== Text shown

Waterlitz set to wow crowds at the Out There Festival
Simon Parkin
Tuesday, September 4, 2012
9:32 AM
Out There Festival assembles a zany, worldwide cast of international streets artists, circus performers and assorted strange happenings in Great Yarmouth. SIMON PARKIN previews what promises to be a very weird week.
Expect the unexpected as weird and wonderful acts from across the globe entertain the crowds in Great Yarmouth next week as the town hosts the fifth Out There International Festival of Street Arts and Circus.
Now the largest festival of its kind in the region, this year the festival is bigger than ever this year. It has been expanded from its previous two-day weekend programme to a five day long extravaganza of the amazing and down right odd, running from September 4-9.
Now the largest festival of its kind in the region, it has rapidly gained an international reputation that helps to create a very cosmopolitan feel to this most traditional of seaside resorts.
Organisers Seachange Arts have developed the festival from a small mixed arts programme in 2008 to one now focused on circus and street arts, and a key date on the international calendar. The festival forms the showcase of an ambitious new circus quarter as Seachange look to position Yarmouth as a national capital for street arts and circus.
The town’s market place and Regent Road will host afternoon shows including the amazing acrobatics of two French companies, Cirque Inextremiste and Compagnie Bam.
Mattress Circus, a London-based trio with artists from Denmark and Portugal will perform a comedy circus show following the journey of three clowns, while local volunteers and dancers’ work will be shown alongside Latin American professionals in a new carnival show, Amazonas Spectacular, on Friday.

====
== Items

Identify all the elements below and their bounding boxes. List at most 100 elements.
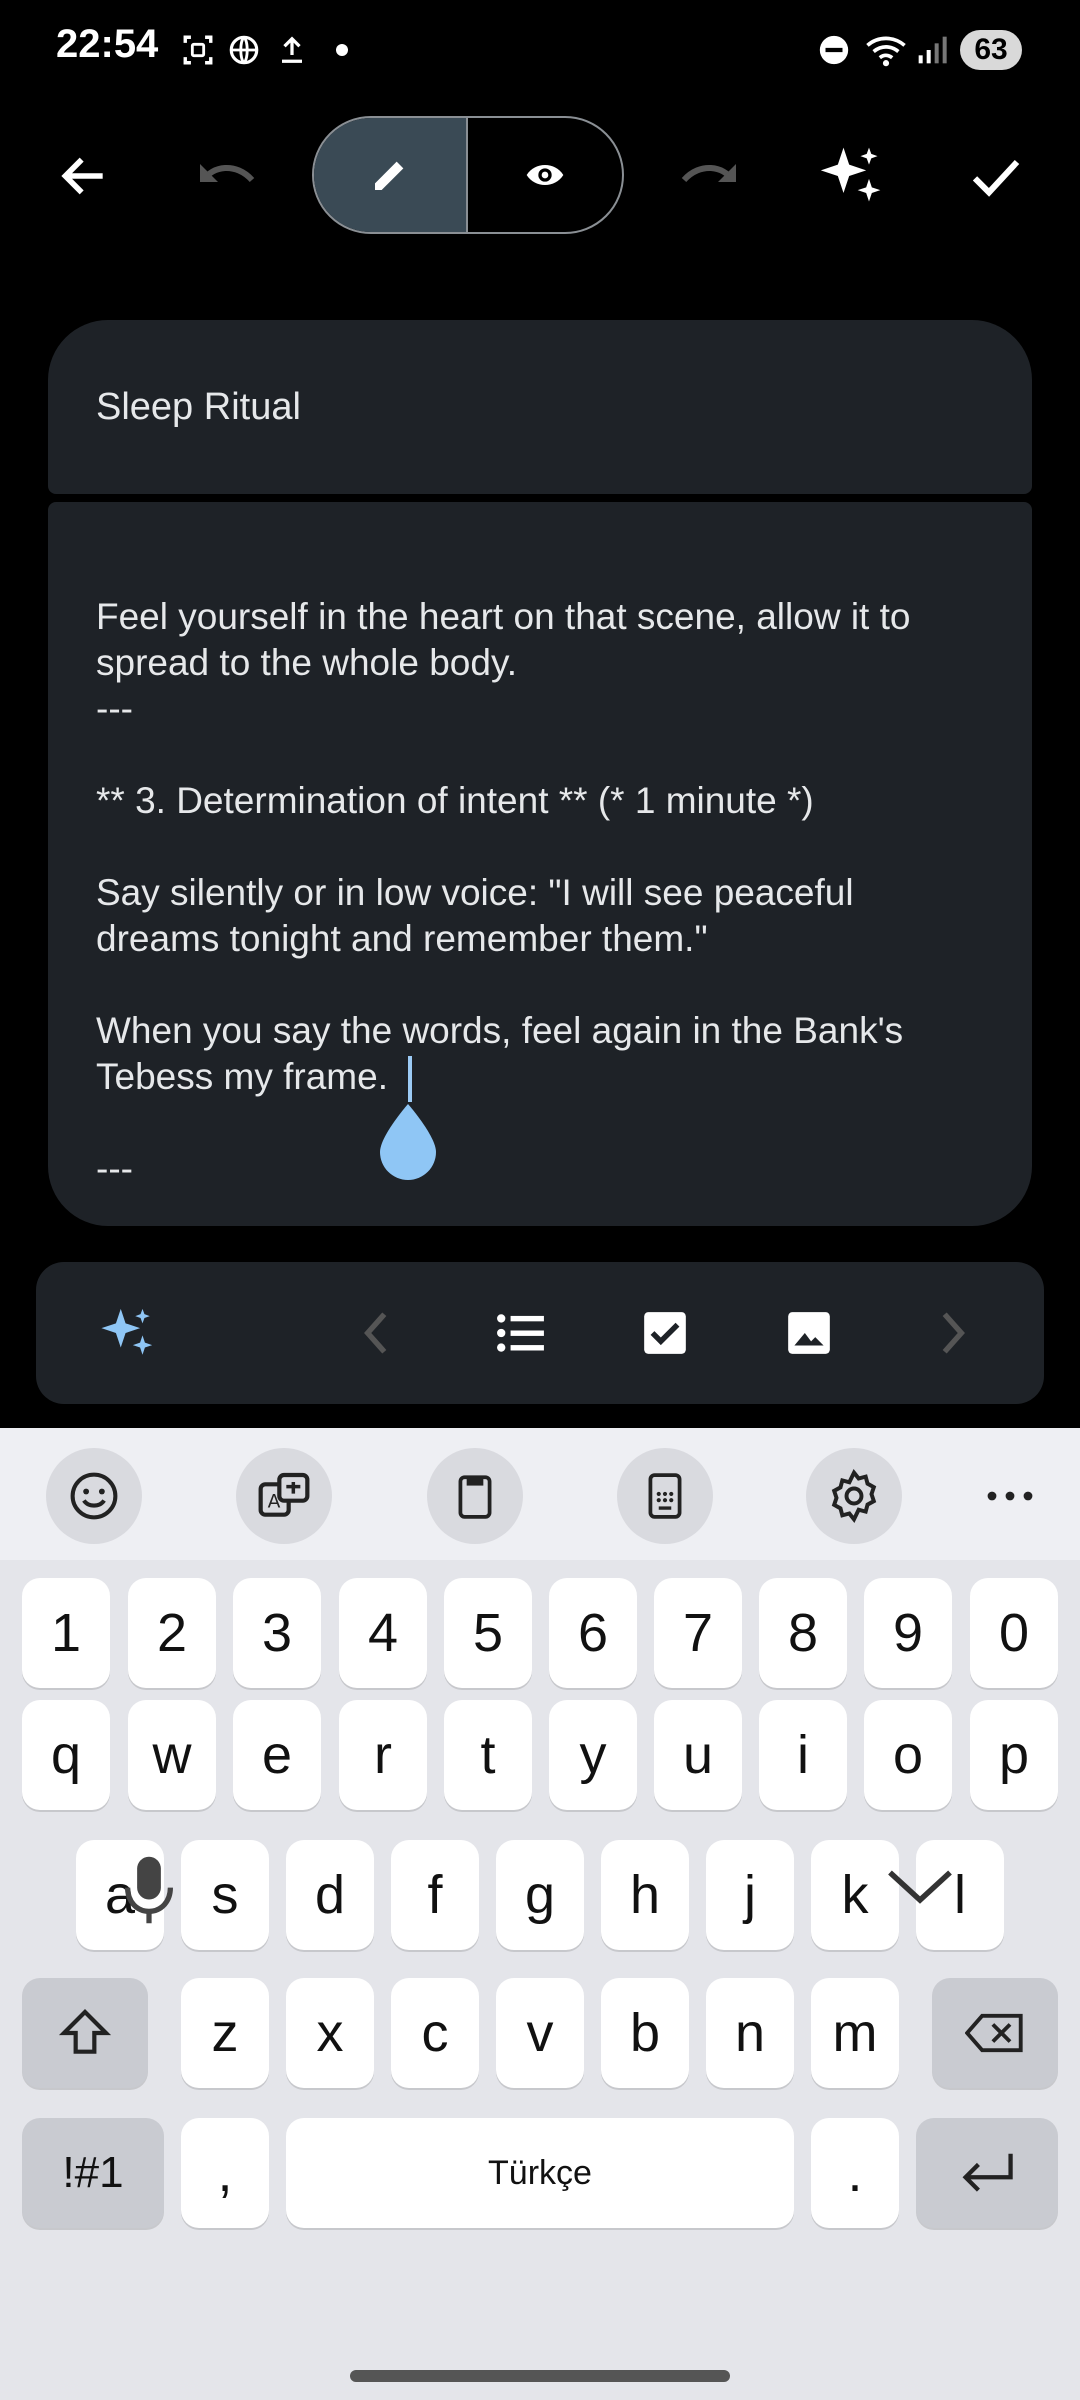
text-cursor [408, 1056, 412, 1102]
signal-icon [912, 28, 952, 72]
insert-image-button[interactable] [759, 1283, 859, 1383]
upload-icon [272, 28, 312, 72]
key-5[interactable]: 5 [444, 1578, 532, 1688]
note-title[interactable]: Sleep Ritual [96, 386, 301, 429]
backspace-key[interactable] [932, 1978, 1058, 2088]
voice-input-button[interactable] [120, 1852, 178, 1933]
enter-key[interactable] [916, 2118, 1058, 2228]
keyboard-settings-button[interactable] [806, 1448, 902, 1544]
key-8[interactable]: 8 [759, 1578, 847, 1688]
body-line: ** 3. Determination of intent ** (* 1 mi… [96, 780, 814, 821]
key-b[interactable]: b [601, 1978, 689, 2088]
key-w[interactable]: w [128, 1700, 216, 1810]
bulleted-list-button[interactable] [471, 1283, 571, 1383]
undo-button[interactable] [178, 126, 278, 226]
key-m[interactable]: m [811, 1978, 899, 2088]
key-q[interactable]: q [22, 1700, 110, 1810]
keyboard-toolbar: A [0, 1428, 1080, 1560]
edit-mode-button[interactable] [314, 118, 468, 232]
key-u[interactable]: u [654, 1700, 742, 1810]
period-key[interactable]: . [811, 2118, 899, 2228]
preview-mode-button[interactable] [468, 118, 622, 232]
cursor-handle[interactable] [376, 1100, 440, 1180]
key-9[interactable]: 9 [864, 1578, 952, 1688]
shift-key[interactable] [22, 1978, 148, 2088]
body-line: Say silently or in low voice: "I will se… [96, 872, 854, 913]
key-e[interactable]: e [233, 1700, 321, 1810]
key-c[interactable]: c [391, 1978, 479, 2088]
key-p[interactable]: p [970, 1700, 1058, 1810]
image-icon [788, 1312, 830, 1354]
globe-icon [224, 28, 264, 72]
key-2[interactable]: 2 [128, 1578, 216, 1688]
space-key[interactable]: Türkçe [286, 2118, 794, 2228]
redo-button[interactable] [658, 126, 758, 226]
body-line: When you say the words, feel again in th… [96, 1010, 904, 1051]
bulleted-list-icon [497, 1314, 544, 1352]
ai-format-button[interactable] [78, 1283, 178, 1383]
body-line: Tebess my frame. [96, 1056, 388, 1097]
comma-key[interactable]: , [181, 2118, 269, 2228]
more-icon [987, 1491, 1033, 1501]
key-z[interactable]: z [181, 1978, 269, 2088]
key-r[interactable]: r [339, 1700, 427, 1810]
keypad-button[interactable] [617, 1448, 713, 1544]
symbols-key[interactable]: !#1 [22, 2118, 164, 2228]
key-x[interactable]: x [286, 1978, 374, 2088]
note-title-card[interactable]: Sleep Ritual [48, 320, 1032, 494]
emoji-icon [70, 1472, 118, 1520]
body-line: dreams tonight and remember them." [96, 918, 708, 959]
key-v[interactable]: v [496, 1978, 584, 2088]
checkbox-button[interactable] [615, 1283, 715, 1383]
key-y[interactable]: y [549, 1700, 637, 1810]
key-i[interactable]: i [759, 1700, 847, 1810]
battery-indicator: 63 [960, 30, 1022, 70]
back-button[interactable] [34, 126, 134, 226]
key-j[interactable]: j [706, 1840, 794, 1950]
done-button[interactable] [946, 126, 1046, 226]
scroll-left-button[interactable] [326, 1283, 426, 1383]
pencil-icon [375, 161, 404, 190]
settings-icon [831, 1468, 877, 1524]
key-1[interactable]: 1 [22, 1578, 110, 1688]
chevron-left-icon [364, 1312, 387, 1354]
body-line: --- [96, 1148, 133, 1189]
checkbox-icon [644, 1312, 686, 1354]
sparkle-icon [101, 1308, 153, 1355]
clipboard-icon [458, 1475, 492, 1519]
mode-toggle[interactable] [312, 116, 624, 234]
key-7[interactable]: 7 [654, 1578, 742, 1688]
key-4[interactable]: 4 [339, 1578, 427, 1688]
emoji-button[interactable] [46, 1448, 142, 1544]
key-n[interactable]: n [706, 1978, 794, 2088]
check-icon [972, 159, 1020, 197]
dnd-icon [814, 28, 854, 72]
key-d[interactable]: d [286, 1840, 374, 1950]
wifi-icon [862, 28, 910, 72]
hide-keyboard-button[interactable] [880, 1860, 960, 1915]
key-h[interactable]: h [601, 1840, 689, 1950]
note-body-editor[interactable]: Feel yourself in the heart on that scene… [48, 502, 1032, 1226]
key-t[interactable]: t [444, 1700, 532, 1810]
more-button[interactable] [970, 1468, 1050, 1524]
scroll-right-button[interactable] [903, 1283, 1003, 1383]
body-line: spread to the whole body. [96, 642, 517, 683]
clipboard-button[interactable] [427, 1448, 523, 1544]
key-g[interactable]: g [496, 1840, 584, 1950]
key-6[interactable]: 6 [549, 1578, 637, 1688]
redo-icon [681, 164, 736, 183]
undo-icon [200, 164, 255, 183]
key-0[interactable]: 0 [970, 1578, 1058, 1688]
key-o[interactable]: o [864, 1700, 952, 1810]
eye-icon [526, 165, 564, 185]
translate-button[interactable]: A [236, 1448, 332, 1544]
ai-assist-button[interactable] [802, 126, 902, 226]
key-f[interactable]: f [391, 1840, 479, 1950]
navigation-handle[interactable] [350, 2370, 730, 2382]
key-3[interactable]: 3 [233, 1578, 321, 1688]
status-time: 22:54 [56, 22, 159, 66]
enter-icon [962, 2153, 1013, 2192]
format-toolbar [36, 1262, 1044, 1404]
translate-icon: A [258, 1472, 310, 1517]
key-s[interactable]: s [181, 1840, 269, 1950]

====

• _Your task_: Rename "Regent Road" as "the seafront" in the festival article's passage between "Now the largest festival of its kind in the region, it" and "and Compagnie Bam.", inclusive, and write out that revised passage. The items have no connection to the festival article.

• _Result of this exercise_:
Now the largest festival of its kind in the region, it has rapidly gained an international reputation that helps to create a very cosmopolitan feel to this most traditional of seaside resorts.
Organisers Seachange Arts have developed the festival from a small mixed arts programme in 2008 to one now focused on circus and street arts, and a key date on the international calendar. The festival forms the showcase of an ambitious new circus quarter as Seachange look to position Yarmouth as a national capital for street arts and circus.
The town’s market place and the seafront will host afternoon shows including the amazing acrobatics of two French companies, Cirque Inextremiste and Compagnie Bam.